RECORDS:
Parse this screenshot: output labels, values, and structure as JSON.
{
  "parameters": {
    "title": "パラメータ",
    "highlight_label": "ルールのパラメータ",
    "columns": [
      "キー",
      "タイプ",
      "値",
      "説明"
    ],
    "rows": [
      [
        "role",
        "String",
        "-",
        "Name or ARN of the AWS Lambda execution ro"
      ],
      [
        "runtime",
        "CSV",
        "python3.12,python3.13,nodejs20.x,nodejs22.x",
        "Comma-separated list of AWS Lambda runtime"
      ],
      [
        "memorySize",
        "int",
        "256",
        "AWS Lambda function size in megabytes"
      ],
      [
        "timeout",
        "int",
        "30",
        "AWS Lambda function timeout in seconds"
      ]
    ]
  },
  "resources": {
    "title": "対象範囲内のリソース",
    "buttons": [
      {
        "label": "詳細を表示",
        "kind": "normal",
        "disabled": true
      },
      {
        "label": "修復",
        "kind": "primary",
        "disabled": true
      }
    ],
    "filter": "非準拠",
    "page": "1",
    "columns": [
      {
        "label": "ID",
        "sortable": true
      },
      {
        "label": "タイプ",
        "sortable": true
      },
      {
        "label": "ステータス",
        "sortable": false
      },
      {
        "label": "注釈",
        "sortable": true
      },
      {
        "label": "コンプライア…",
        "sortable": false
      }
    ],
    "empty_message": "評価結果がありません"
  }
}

---

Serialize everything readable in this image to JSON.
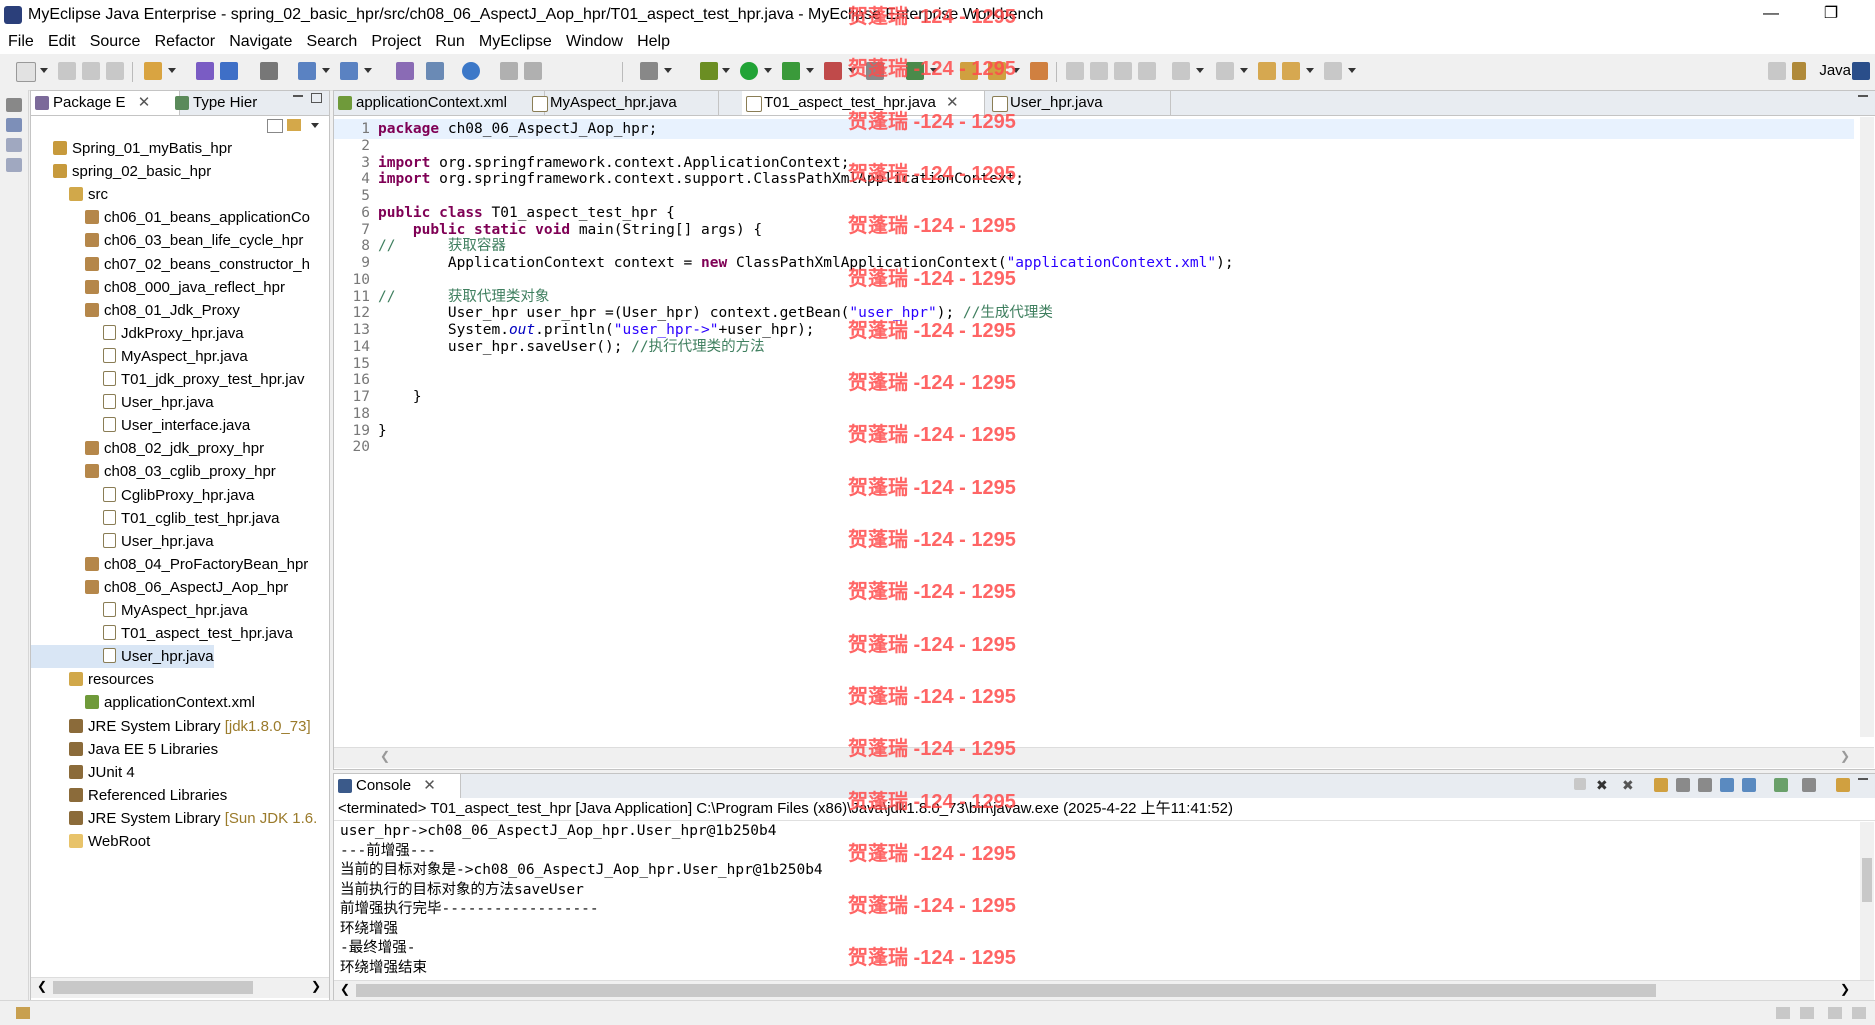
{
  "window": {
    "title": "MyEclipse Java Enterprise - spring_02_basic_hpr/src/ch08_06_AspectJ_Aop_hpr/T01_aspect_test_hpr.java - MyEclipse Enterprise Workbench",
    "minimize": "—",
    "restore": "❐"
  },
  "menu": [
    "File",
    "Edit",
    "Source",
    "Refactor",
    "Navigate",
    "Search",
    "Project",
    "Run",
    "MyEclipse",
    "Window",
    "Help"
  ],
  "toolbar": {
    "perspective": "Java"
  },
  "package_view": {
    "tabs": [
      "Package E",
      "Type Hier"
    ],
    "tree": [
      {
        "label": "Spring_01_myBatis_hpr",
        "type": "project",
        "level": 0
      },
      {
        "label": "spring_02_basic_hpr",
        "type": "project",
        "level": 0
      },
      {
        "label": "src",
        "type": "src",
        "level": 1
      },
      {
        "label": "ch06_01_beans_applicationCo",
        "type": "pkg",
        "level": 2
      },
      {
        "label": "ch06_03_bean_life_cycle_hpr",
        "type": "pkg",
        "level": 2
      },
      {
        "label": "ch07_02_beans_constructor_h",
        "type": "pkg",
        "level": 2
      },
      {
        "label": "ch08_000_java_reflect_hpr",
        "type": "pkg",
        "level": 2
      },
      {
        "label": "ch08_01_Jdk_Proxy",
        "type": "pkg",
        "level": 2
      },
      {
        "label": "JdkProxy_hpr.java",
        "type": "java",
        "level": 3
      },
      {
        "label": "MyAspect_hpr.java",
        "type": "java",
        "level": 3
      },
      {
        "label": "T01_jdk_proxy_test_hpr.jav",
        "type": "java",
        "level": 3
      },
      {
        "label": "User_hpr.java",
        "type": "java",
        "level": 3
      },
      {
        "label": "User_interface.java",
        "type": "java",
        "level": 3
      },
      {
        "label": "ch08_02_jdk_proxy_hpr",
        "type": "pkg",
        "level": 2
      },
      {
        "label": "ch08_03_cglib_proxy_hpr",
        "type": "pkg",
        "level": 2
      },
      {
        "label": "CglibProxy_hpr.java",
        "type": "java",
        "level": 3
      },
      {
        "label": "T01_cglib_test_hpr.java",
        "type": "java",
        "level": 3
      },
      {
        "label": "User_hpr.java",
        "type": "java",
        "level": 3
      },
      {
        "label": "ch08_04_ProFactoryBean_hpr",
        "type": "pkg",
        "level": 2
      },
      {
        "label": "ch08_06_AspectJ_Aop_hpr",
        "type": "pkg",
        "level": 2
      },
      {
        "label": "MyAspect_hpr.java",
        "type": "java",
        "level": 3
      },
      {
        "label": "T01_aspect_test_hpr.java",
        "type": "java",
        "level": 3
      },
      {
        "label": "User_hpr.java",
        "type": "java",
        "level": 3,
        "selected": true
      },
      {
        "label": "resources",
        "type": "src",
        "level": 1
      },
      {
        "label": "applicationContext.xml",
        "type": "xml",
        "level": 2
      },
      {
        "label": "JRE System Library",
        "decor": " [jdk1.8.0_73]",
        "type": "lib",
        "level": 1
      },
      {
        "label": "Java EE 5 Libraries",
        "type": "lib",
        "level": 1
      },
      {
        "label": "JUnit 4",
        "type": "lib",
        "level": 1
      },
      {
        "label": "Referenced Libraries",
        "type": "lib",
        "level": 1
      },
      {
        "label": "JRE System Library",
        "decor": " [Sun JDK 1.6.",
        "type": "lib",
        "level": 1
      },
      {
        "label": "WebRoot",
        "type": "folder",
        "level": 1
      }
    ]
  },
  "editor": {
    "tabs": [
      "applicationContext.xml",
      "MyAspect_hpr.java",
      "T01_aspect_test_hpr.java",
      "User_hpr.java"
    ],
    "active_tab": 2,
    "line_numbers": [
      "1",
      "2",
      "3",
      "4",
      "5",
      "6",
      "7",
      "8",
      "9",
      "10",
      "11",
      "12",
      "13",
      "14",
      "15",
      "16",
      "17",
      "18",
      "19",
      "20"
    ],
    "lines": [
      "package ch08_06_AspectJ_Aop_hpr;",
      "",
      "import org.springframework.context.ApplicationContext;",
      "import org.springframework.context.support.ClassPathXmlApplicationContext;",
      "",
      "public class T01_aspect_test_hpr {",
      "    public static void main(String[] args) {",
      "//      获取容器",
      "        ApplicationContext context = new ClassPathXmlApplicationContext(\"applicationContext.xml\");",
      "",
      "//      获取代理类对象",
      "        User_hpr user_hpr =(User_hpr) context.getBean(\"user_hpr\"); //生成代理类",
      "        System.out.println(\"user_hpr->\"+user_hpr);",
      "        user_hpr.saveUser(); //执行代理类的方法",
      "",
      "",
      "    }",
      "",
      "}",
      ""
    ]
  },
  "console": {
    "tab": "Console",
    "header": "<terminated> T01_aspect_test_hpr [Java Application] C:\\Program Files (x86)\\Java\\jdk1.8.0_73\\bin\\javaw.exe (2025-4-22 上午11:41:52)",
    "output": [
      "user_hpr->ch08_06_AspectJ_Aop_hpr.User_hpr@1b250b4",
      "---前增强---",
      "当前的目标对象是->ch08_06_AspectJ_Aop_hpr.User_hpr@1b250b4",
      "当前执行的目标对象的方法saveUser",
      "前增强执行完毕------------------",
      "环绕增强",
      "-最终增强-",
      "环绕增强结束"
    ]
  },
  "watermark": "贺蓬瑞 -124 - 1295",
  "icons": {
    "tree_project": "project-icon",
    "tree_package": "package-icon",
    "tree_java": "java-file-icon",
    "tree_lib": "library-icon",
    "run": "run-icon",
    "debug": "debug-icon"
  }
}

AIM: Reply with the number of lines in the data that include the string "public" and nothing else.

RESPONSE BELOW: 2